Records excerpted from a collection:
┌──
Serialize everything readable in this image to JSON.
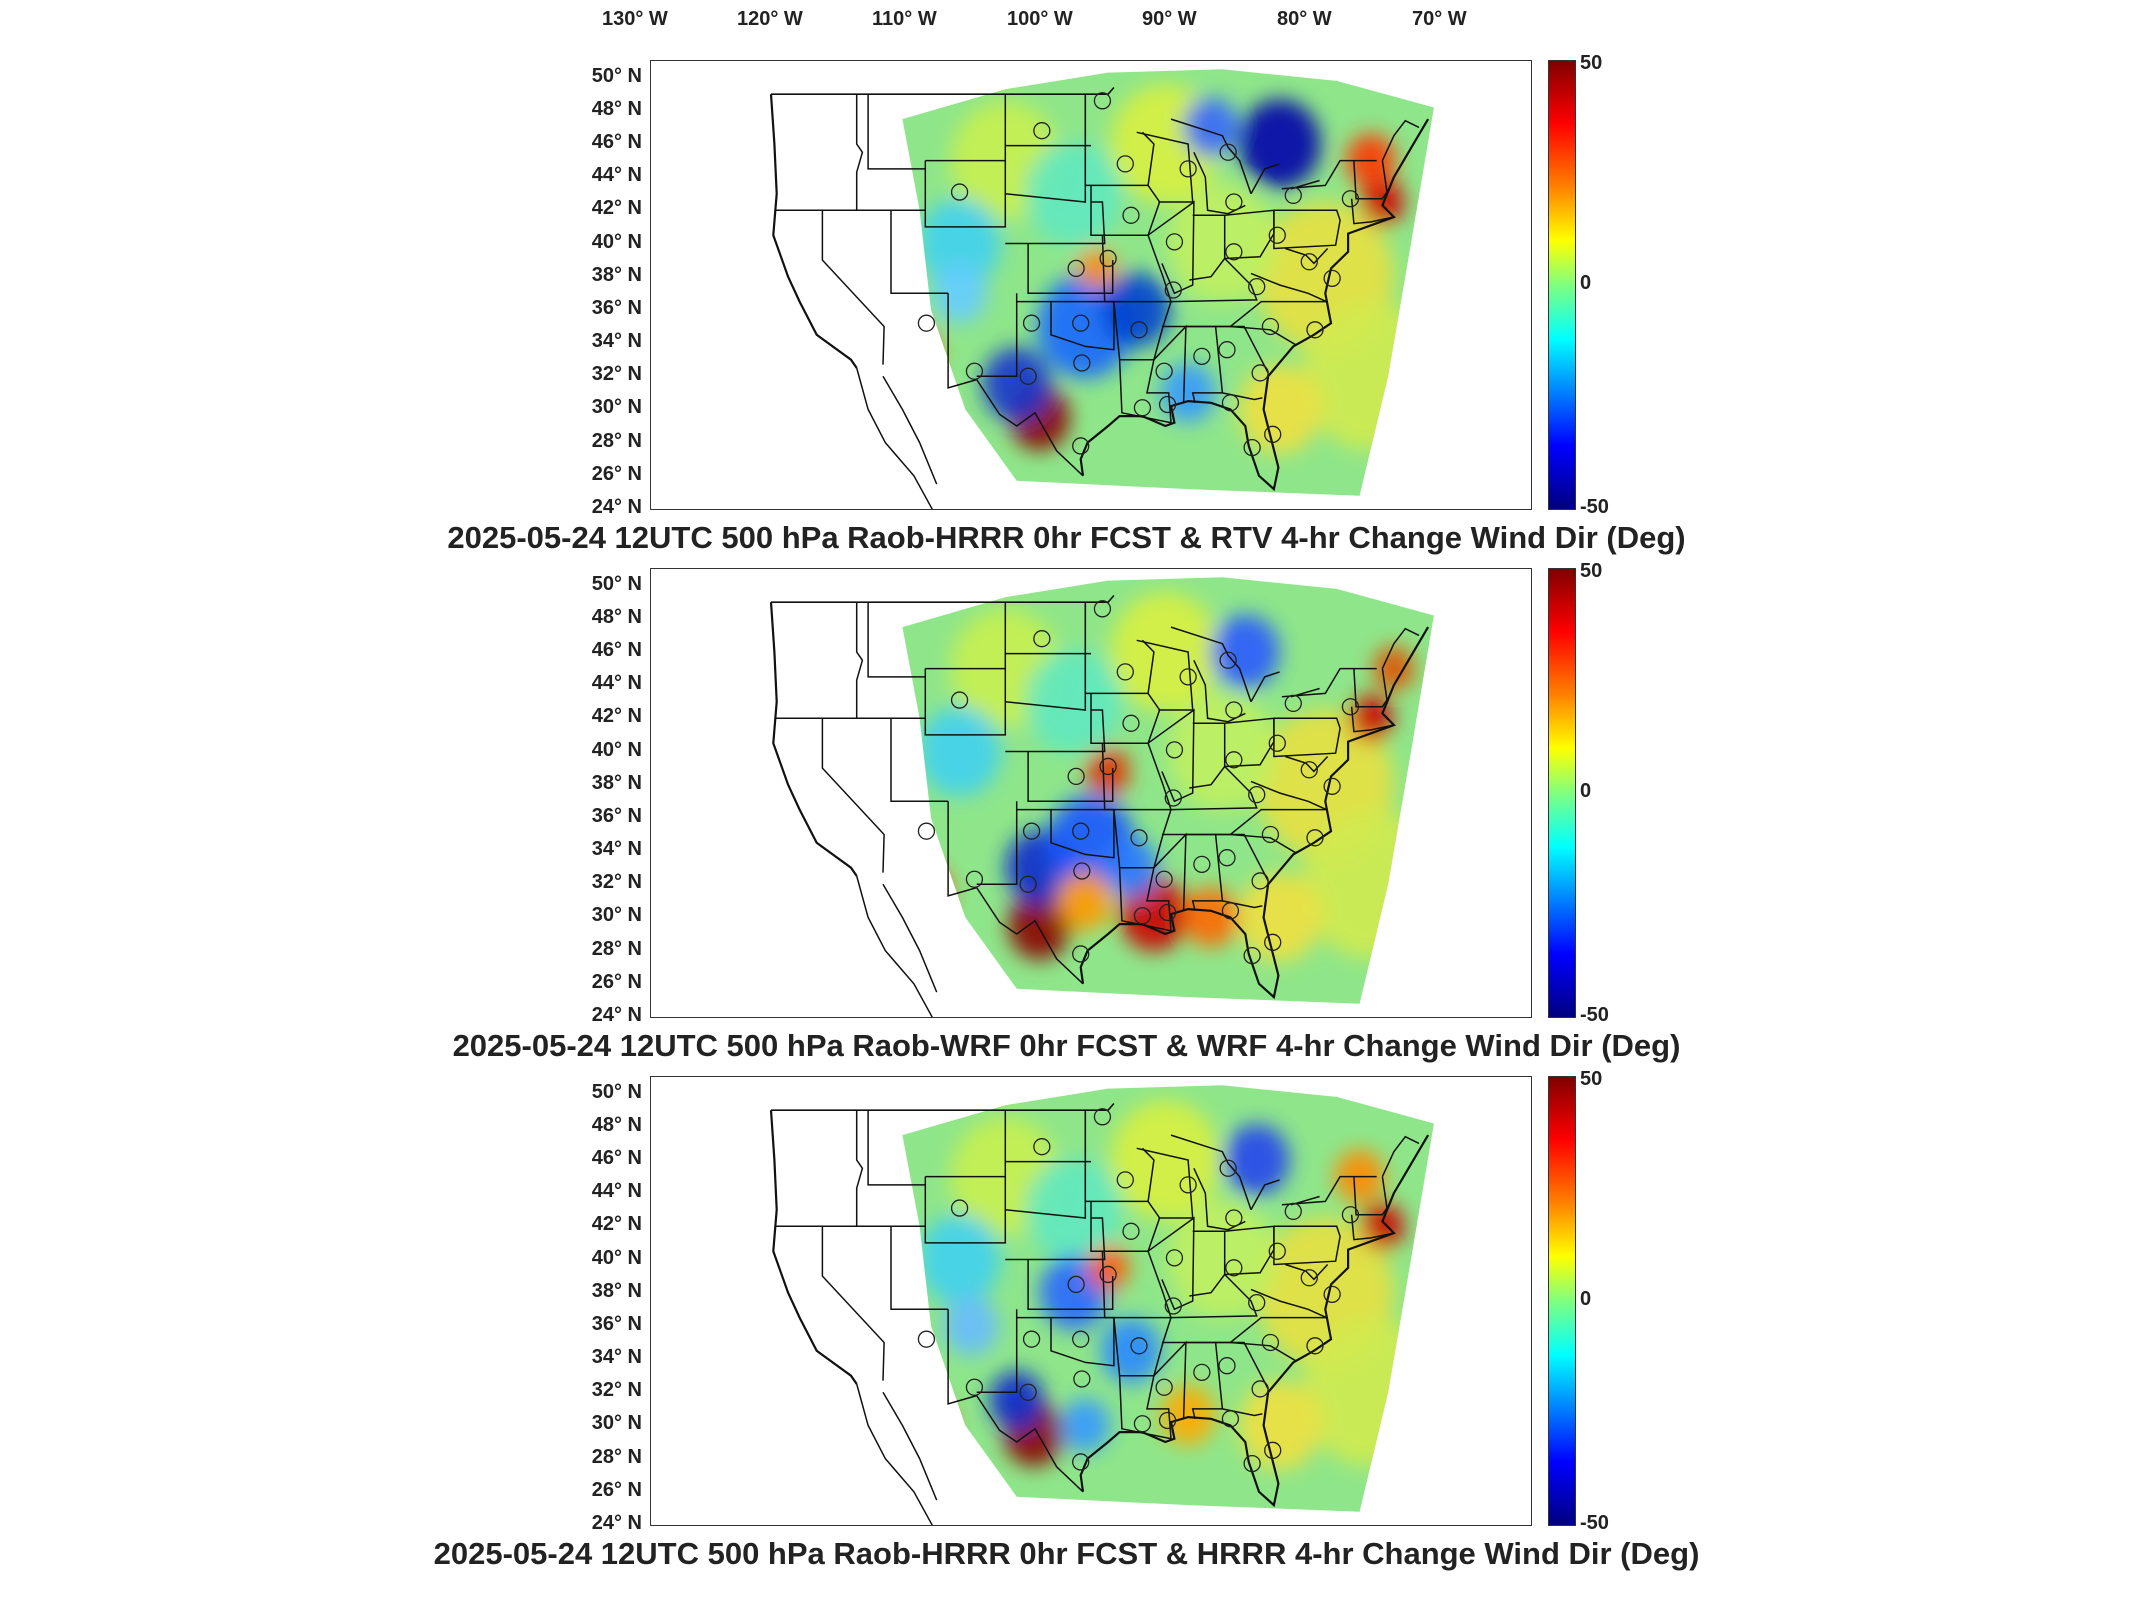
{
  "lon_labels": [
    "130° W",
    "120° W",
    "110° W",
    "100° W",
    "90° W",
    "80° W",
    "70° W"
  ],
  "lat_labels": [
    "50° N",
    "48° N",
    "46° N",
    "44° N",
    "42° N",
    "40° N",
    "38° N",
    "36° N",
    "34° N",
    "32° N",
    "30° N",
    "28° N",
    "26° N",
    "24° N"
  ],
  "colorbar": {
    "max": "50",
    "mid": "0",
    "min": "-50",
    "colors": [
      "#800000",
      "#ff0000",
      "#ff8000",
      "#ffff00",
      "#80ff80",
      "#00ffff",
      "#0080ff",
      "#0000ff",
      "#000080"
    ]
  },
  "panels": [
    {
      "title": "2025-05-24 12UTC 500 hPa Raob-HRRR 0hr FCST & RTV 4-hr Change Wind Dir (Deg)"
    },
    {
      "title": "2025-05-24 12UTC 500 hPa Raob-WRF 0hr FCST & WRF 4-hr Change Wind Dir (Deg)"
    },
    {
      "title": "2025-05-24 12UTC 500 hPa Raob-HRRR 0hr FCST & HRRR 4-hr Change Wind Dir (Deg)"
    }
  ]
}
└──
Stated exercise: Output every entry verbatim. Pictures do not belong in the copy.

Output below:
Serialize everything readable in this image to JSON.
{
  "lon_labels": [
    "130° W",
    "120° W",
    "110° W",
    "100° W",
    "90° W",
    "80° W",
    "70° W"
  ],
  "lat_labels": [
    "50° N",
    "48° N",
    "46° N",
    "44° N",
    "42° N",
    "40° N",
    "38° N",
    "36° N",
    "34° N",
    "32° N",
    "30° N",
    "28° N",
    "26° N",
    "24° N"
  ],
  "colorbar": {
    "max": "50",
    "mid": "0",
    "min": "-50",
    "colors": [
      "#800000",
      "#ff0000",
      "#ff8000",
      "#ffff00",
      "#80ff80",
      "#00ffff",
      "#0080ff",
      "#0000ff",
      "#000080"
    ]
  },
  "panels": [
    {
      "title": "2025-05-24 12UTC 500 hPa Raob-HRRR 0hr FCST & RTV 4-hr Change Wind Dir (Deg)"
    },
    {
      "title": "2025-05-24 12UTC 500 hPa Raob-WRF 0hr FCST & WRF 4-hr Change Wind Dir (Deg)"
    },
    {
      "title": "2025-05-24 12UTC 500 hPa Raob-HRRR 0hr FCST & HRRR 4-hr Change Wind Dir (Deg)"
    }
  ]
}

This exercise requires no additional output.